[Extracts from a graphics dataset]
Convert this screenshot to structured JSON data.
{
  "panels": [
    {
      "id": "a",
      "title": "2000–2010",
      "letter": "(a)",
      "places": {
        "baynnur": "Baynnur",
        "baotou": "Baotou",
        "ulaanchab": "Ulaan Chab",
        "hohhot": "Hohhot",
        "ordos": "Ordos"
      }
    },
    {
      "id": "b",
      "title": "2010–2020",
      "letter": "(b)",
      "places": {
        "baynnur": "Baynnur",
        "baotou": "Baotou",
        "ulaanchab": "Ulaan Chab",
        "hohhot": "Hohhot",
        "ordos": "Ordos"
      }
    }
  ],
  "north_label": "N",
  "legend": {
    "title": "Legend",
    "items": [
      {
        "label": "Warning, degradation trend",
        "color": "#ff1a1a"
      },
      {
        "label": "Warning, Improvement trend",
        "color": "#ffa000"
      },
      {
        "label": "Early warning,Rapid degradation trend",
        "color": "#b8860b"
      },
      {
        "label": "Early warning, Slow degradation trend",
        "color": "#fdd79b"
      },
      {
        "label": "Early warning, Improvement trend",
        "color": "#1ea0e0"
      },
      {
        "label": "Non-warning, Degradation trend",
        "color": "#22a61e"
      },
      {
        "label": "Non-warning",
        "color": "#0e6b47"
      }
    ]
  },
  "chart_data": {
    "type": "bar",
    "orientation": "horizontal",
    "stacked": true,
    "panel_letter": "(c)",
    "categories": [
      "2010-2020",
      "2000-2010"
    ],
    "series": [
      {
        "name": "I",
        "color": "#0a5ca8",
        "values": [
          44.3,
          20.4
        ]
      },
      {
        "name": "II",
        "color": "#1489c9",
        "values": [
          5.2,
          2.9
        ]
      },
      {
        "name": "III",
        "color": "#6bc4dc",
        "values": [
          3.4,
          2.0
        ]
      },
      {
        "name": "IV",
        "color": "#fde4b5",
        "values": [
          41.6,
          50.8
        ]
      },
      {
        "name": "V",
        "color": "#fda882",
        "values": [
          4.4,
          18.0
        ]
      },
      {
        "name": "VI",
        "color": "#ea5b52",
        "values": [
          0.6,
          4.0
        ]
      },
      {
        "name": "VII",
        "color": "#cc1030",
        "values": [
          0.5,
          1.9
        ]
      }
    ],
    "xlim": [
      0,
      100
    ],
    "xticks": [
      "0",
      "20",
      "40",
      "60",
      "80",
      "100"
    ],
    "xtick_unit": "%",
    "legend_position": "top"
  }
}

* WORK INSTRUCTIONS
Copy in full each line that holds the word "name".

* SOLUTION TO THIS TASK
        "name": "I",
        "name": "II",
        "name": "III",
        "name": "IV",
        "name": "V",
        "name": "VI",
        "name": "VII",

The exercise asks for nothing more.